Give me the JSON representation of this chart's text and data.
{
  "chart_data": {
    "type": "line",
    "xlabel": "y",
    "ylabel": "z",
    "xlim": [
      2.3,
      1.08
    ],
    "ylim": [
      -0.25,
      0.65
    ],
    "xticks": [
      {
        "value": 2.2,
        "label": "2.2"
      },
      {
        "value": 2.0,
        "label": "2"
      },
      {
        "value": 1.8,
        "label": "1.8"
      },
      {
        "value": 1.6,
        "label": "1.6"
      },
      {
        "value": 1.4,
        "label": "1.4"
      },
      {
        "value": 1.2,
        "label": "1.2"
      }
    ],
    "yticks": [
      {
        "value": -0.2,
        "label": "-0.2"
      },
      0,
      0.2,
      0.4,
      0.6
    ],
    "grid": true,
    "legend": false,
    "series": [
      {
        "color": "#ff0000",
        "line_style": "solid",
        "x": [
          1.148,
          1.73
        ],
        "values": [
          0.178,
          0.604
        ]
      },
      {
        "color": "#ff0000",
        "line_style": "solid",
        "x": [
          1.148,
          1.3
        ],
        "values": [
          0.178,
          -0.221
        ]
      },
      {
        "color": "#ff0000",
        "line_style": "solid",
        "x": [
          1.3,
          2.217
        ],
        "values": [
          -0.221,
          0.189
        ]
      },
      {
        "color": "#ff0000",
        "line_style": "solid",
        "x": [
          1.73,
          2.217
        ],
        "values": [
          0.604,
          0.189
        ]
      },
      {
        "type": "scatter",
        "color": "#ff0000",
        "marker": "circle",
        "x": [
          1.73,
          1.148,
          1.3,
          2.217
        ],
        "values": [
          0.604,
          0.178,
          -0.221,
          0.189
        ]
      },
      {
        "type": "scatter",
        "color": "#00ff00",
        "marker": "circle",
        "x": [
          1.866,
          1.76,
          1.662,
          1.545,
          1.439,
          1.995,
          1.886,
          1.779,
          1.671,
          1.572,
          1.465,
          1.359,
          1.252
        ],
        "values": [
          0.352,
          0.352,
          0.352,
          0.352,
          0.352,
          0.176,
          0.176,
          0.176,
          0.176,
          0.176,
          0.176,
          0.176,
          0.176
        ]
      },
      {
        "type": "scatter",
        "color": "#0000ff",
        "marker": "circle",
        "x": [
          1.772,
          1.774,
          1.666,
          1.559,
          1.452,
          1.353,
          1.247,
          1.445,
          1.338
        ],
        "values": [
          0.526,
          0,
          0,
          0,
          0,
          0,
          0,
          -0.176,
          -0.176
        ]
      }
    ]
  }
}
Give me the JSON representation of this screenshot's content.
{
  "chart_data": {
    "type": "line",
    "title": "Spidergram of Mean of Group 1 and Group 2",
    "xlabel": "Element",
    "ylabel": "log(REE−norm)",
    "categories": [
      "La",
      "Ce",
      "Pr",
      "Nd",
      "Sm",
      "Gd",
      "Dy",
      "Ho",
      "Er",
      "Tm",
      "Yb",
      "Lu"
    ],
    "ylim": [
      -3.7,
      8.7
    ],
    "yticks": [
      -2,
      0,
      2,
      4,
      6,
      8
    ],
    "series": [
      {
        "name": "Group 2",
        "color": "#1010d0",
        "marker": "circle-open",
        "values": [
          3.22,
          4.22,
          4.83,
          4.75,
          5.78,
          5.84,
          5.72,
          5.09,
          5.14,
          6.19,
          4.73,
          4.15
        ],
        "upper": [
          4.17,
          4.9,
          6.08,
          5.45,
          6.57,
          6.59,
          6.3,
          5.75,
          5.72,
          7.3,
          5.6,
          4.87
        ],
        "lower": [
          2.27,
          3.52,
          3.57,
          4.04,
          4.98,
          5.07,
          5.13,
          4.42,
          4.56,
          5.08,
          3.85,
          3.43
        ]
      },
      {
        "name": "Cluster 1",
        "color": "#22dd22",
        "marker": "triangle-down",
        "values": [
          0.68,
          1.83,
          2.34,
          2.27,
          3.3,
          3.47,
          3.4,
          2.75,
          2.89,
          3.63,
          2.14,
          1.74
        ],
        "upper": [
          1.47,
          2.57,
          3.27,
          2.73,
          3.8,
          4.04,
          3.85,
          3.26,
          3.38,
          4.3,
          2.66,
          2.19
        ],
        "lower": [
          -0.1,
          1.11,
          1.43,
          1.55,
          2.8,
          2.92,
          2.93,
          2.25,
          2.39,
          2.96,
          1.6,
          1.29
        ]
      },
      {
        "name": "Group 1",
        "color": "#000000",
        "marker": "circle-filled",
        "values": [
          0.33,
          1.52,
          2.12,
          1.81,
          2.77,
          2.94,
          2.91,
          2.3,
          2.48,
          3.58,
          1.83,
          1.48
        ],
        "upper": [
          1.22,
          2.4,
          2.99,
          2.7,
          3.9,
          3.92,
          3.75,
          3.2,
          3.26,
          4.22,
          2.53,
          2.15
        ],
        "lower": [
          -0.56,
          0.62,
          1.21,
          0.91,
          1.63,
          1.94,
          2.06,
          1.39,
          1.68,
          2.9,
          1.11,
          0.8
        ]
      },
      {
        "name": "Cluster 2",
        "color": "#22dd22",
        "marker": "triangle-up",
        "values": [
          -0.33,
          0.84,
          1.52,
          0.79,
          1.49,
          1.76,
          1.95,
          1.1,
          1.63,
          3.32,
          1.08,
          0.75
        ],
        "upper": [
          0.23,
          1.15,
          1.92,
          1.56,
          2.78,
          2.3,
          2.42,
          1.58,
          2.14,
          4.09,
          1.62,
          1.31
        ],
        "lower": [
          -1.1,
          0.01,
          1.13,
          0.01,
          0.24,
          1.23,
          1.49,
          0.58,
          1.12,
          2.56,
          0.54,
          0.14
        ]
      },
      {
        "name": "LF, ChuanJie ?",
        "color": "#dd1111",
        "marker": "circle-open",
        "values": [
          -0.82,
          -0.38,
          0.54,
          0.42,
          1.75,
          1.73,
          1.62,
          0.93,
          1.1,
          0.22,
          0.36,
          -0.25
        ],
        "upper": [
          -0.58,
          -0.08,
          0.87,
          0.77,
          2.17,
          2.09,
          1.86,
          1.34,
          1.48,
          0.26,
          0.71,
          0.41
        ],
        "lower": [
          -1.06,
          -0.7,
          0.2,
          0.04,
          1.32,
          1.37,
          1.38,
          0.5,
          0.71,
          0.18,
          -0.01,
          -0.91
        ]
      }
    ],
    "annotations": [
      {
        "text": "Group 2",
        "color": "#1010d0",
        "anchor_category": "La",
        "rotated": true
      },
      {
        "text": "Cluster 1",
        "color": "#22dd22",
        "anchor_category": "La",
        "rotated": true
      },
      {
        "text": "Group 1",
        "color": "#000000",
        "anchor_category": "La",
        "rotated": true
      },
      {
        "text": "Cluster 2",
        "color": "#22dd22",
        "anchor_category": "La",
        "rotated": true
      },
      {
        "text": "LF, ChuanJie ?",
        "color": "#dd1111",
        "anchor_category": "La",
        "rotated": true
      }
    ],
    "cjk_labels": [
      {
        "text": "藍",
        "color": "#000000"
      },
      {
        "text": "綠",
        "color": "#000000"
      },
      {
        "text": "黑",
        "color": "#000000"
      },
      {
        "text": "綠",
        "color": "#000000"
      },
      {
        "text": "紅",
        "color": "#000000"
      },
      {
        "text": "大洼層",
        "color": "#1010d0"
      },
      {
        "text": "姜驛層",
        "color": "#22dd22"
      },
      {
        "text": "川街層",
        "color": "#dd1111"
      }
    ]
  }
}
----------------
Go through the material and copy out every line with "representation" in it.

**Result**
Give me the JSON representation of this chart's text and data.
Give me the JSON representation of this screenshot's content.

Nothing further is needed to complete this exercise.